Directions
a: Answer these questions from the text about mouthwash, one answer per line, marked to match:
(i) What percentage of the public used mouthwash in 2006?
(ii) What does gum disease begin with?
(iii) What role does Professor Damien Walmsley hold?
b: Reproduce word for word the portion of the mouthwash text starting at "Gum disease begins" and ending at "British Dental Association.".

++++ Provided passage ++++

It’s hard to imagine life without toothpaste. It’s equally hard to imagine life without mouth wash.
Research shows that more than half of the public use mouthwash compared with just 40% in year 2006. But here’s the thing – Do we really need mouth wash for dental hygiene? Can mouthwash really help to cure bad breath and plaque?
Gum disease begins with plaque, a film of bacteria that sticks on teeth. If they’re not properly removed from brushing, it will irritate the gum causing it bleed and eventually recede. Gargling your mouth with an antiseptic mouthwash twice a day can only reduce the build-up of plaque and gingivitis (inflamed gums) over 6 months. This means the treatment is only temporary, as stated by Professor Damien Walmsley, scientific adviser to the British Dental Association.

++++ Excerpted records ++++

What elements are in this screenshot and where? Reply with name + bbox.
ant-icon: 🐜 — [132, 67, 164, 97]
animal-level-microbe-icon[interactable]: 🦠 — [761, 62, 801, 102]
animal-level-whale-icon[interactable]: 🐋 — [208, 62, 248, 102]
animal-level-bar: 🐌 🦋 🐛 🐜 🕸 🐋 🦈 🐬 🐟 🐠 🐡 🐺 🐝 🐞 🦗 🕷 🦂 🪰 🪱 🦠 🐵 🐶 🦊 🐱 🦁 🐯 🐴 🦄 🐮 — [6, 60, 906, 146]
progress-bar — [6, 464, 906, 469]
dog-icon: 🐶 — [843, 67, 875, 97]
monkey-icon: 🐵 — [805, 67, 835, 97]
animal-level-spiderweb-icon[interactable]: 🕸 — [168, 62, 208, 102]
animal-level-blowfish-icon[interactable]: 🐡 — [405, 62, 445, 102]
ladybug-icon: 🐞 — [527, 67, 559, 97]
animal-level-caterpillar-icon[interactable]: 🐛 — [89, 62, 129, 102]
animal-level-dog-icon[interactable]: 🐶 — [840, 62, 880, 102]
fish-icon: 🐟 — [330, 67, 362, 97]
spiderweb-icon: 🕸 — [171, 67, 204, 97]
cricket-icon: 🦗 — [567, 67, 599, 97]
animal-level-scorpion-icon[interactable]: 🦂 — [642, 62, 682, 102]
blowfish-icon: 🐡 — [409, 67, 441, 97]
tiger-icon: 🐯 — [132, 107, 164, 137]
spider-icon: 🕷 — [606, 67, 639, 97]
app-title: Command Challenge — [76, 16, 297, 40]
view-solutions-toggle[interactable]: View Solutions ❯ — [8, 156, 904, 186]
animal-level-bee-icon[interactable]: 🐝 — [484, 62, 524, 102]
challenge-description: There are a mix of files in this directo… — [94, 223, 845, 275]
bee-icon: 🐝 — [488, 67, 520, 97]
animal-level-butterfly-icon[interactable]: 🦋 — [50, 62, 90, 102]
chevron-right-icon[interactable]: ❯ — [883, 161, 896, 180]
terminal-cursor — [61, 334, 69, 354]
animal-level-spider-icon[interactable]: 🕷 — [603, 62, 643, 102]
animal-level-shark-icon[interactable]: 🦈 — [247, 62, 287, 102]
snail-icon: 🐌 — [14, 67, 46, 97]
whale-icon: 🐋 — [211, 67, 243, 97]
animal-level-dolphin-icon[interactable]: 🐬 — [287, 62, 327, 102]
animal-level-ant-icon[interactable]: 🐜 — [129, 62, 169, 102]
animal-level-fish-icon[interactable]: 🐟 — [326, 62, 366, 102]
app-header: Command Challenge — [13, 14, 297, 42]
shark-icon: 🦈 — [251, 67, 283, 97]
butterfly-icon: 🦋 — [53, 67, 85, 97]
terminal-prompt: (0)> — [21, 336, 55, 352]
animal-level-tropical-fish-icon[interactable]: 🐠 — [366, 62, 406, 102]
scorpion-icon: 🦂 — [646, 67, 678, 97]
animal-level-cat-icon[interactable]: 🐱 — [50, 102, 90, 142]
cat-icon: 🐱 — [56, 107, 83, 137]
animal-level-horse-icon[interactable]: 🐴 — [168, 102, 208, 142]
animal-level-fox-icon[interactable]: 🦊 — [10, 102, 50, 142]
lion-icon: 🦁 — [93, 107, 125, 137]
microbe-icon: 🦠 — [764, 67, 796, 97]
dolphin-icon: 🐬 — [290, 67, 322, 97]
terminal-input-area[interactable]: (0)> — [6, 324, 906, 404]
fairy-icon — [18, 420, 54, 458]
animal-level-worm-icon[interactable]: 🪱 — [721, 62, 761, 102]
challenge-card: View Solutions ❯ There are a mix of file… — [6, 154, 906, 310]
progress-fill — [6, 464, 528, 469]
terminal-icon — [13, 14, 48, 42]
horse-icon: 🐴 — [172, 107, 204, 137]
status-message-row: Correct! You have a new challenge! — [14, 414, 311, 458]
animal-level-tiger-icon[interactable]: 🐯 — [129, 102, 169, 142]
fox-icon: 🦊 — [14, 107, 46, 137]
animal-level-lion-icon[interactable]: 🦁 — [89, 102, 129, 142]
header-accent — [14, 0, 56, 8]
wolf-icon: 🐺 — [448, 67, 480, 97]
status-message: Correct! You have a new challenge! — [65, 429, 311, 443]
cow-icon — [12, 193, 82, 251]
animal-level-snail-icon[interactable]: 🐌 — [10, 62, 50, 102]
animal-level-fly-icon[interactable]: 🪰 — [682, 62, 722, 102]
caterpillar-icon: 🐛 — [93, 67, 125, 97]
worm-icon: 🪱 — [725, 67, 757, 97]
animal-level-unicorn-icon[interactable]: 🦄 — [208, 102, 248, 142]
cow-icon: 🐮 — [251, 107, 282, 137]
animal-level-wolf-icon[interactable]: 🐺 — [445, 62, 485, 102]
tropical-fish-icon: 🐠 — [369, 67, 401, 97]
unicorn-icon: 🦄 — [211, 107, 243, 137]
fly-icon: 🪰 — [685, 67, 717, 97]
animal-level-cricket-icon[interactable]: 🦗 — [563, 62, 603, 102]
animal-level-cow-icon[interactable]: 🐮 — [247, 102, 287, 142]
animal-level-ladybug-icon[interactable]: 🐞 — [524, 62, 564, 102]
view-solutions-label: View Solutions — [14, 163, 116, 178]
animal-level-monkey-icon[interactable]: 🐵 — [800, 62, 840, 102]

++++

Answers to this exercise
a:
(i) 40%
(ii) Plaque, a film of bacteria that sticks on teeth
(iii) Scientific adviser to the British Dental Association

b:
Gum disease begins with plaque, a film of bacteria that sticks on teeth. If they’re not properly removed from brushing, it will irritate the gum causing it bleed and eventually recede. Gargling your mouth with an antiseptic mouthwash twice a day can only reduce the build-up of plaque and gingivitis (inflamed gums) over 6 months. This means the treatment is only temporary, as stated by Professor Damien Walmsley, scientific adviser to the British Dental Association.